• _WHAT THE TASK ASKS_
Write out the records that appear below, verbatim and complete, but without pictures.

• _DATA SHOWN_
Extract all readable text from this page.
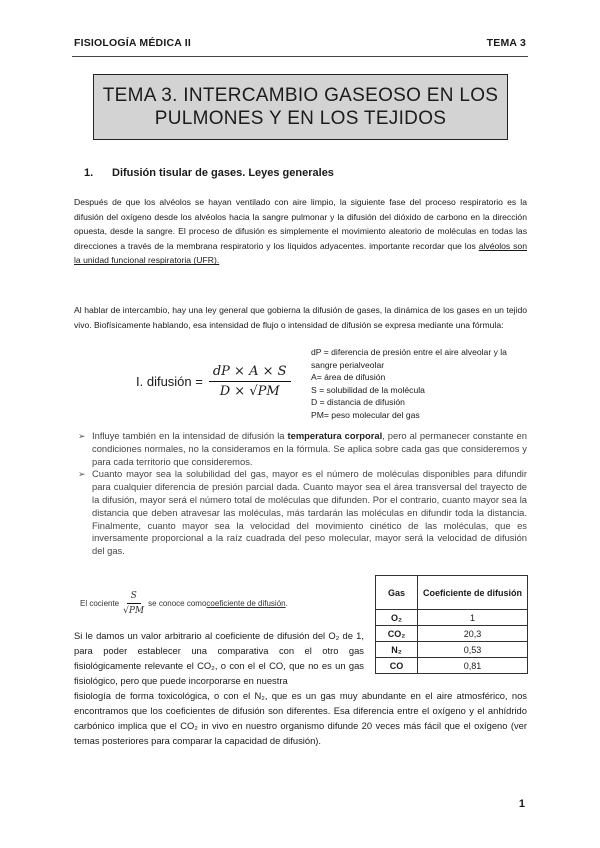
FISIOLOGÍA MÉDICA II	TEMA 3
TEMA 3. INTERCAMBIO GASEOSO EN LOS
PULMONES Y EN LOS TEJIDOS
1. Difusión tisular de gases. Leyes generales

Después de que los alvéolos se hayan ventilado con aire limpio, la siguiente fase del proceso respiratorio es la difusión del oxígeno desde los alvéolos hacia la sangre pulmonar y la difusión del dióxido de carbono en la dirección opuesta, desde la sangre. El proceso de difusión es simplemente el movimiento aleatorio de moléculas en todas las direcciones a través de la membrana respiratorio y los líquidos adyacentes. importante recordar que los alvéolos son la unidad funcional respiratoria (UFR).

Al hablar de intercambio, hay una ley general que gobierna la difusión de gases, la dinámica de los gases en un tejido vivo. Biofísicamente hablando, esa intensidad de flujo o intensidad de difusión se expresa mediante una fórmula:

I. difusión = $\frac{dP \times A \times S}{D \times √PM}$
dP = diferencia de presión entre el aire alveolar y la sangre perialveolar
A= área de difusión
S = solubilidad de la molécula
D = distancia de difusión
PM= peso molecular del gas
➢ Influye también en la intensidad de difusión la temperatura corporal, pero al permanecer constante en condiciones normales, no la consideramos en la fórmula. Se aplica sobre cada gas que consideremos y para cada territorio que consideremos.
➢ Cuanto mayor sea la solubilidad del gas, mayor es el número de moléculas disponibles para difundir para cualquier diferencia de presión parcial dada. Cuanto mayor sea el área transversal del trayecto de la difusión, mayor será el número total de moléculas que difunden. Por el contrario, cuanto mayor sea la distancia que deben atravesar las moléculas, más tardarán las moléculas en difundir toda la distancia. Finalmente, cuanto mayor sea la velocidad del movimiento cinético de las moléculas, que es inversamente proporcional a la raíz cuadrada del peso molecular, mayor será la velocidad de difusión del gas.
El cociente $\frac{S}{√PM}$ se conoce como coeficiente de difusión .
Gas	Coeficiente de difusión
O₂	1
CO₂	20,3
N₂	0,53
CO	0,81

Si le damos un valor arbitrario al coeficiente de difusión del O₂ de 1, para poder establecer una comparativa con el otro gas fisiológicamente relevante el CO₂, o con el el CO, que no es un gas fisiológico, pero que puede incorporarse en nuestra

fisiología de forma toxicológica, o con el N₂, que es un gas muy abundante en el aire atmosférico, nos encontramos que los coeficientes de difusión son diferentes. Esa diferencia entre el oxígeno y el anhídrido carbónico implica que el CO₂ in vivo en nuestro organismo difunde 20 veces más fácil que el oxígeno (ver temas posteriores para comparar la capacidad de difusión).

1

• _EXERCISE OUTPUT_
Extract all readable text from this page.
FISIOLOGÍA MÉDICA II	TEMA 3
TEMA 3. INTERCAMBIO GASEOSO EN LOS
PULMONES Y EN LOS TEJIDOS
1. Difusión tisular de gases. Leyes generales

Después de que los alvéolos se hayan ventilado con aire limpio, la siguiente fase del proceso respiratorio es la difusión del oxígeno desde los alvéolos hacia la sangre pulmonar y la difusión del dióxido de carbono en la dirección opuesta, desde la sangre. El proceso de difusión es simplemente el movimiento aleatorio de moléculas en todas las direcciones a través de la membrana respiratorio y los líquidos adyacentes. importante recordar que los alvéolos son la unidad funcional respiratoria (UFR).

Al hablar de intercambio, hay una ley general que gobierna la difusión de gases, la dinámica de los gases en un tejido vivo. Biofísicamente hablando, esa intensidad de flujo o intensidad de difusión se expresa mediante una fórmula:

I. difusión = $\frac{dP \times A \times S}{D \times √PM}$
dP = diferencia de presión entre el aire alveolar y la sangre perialveolar
A= área de difusión
S = solubilidad de la molécula
D = distancia de difusión
PM= peso molecular del gas
➢ Influye también en la intensidad de difusión la temperatura corporal, pero al permanecer constante en condiciones normales, no la consideramos en la fórmula. Se aplica sobre cada gas que consideremos y para cada territorio que consideremos.
➢ Cuanto mayor sea la solubilidad del gas, mayor es el número de moléculas disponibles para difundir para cualquier diferencia de presión parcial dada. Cuanto mayor sea el área transversal del trayecto de la difusión, mayor será el número total de moléculas que difunden. Por el contrario, cuanto mayor sea la distancia que deben atravesar las moléculas, más tardarán las moléculas en difundir toda la distancia. Finalmente, cuanto mayor sea la velocidad del movimiento cinético de las moléculas, que es inversamente proporcional a la raíz cuadrada del peso molecular, mayor será la velocidad de difusión del gas.
El cociente $\frac{S}{√PM}$ se conoce como coeficiente de difusión .
Gas	Coeficiente de difusión
O₂	1
CO₂	20,3
N₂	0,53
CO	0,81

Si le damos un valor arbitrario al coeficiente de difusión del O₂ de 1, para poder establecer una comparativa con el otro gas fisiológicamente relevante el CO₂, o con el el CO, que no es un gas fisiológico, pero que puede incorporarse en nuestra

fisiología de forma toxicológica, o con el N₂, que es un gas muy abundante en el aire atmosférico, nos encontramos que los coeficientes de difusión son diferentes. Esa diferencia entre el oxígeno y el anhídrido carbónico implica que el CO₂ in vivo en nuestro organismo difunde 20 veces más fácil que el oxígeno (ver temas posteriores para comparar la capacidad de difusión).

1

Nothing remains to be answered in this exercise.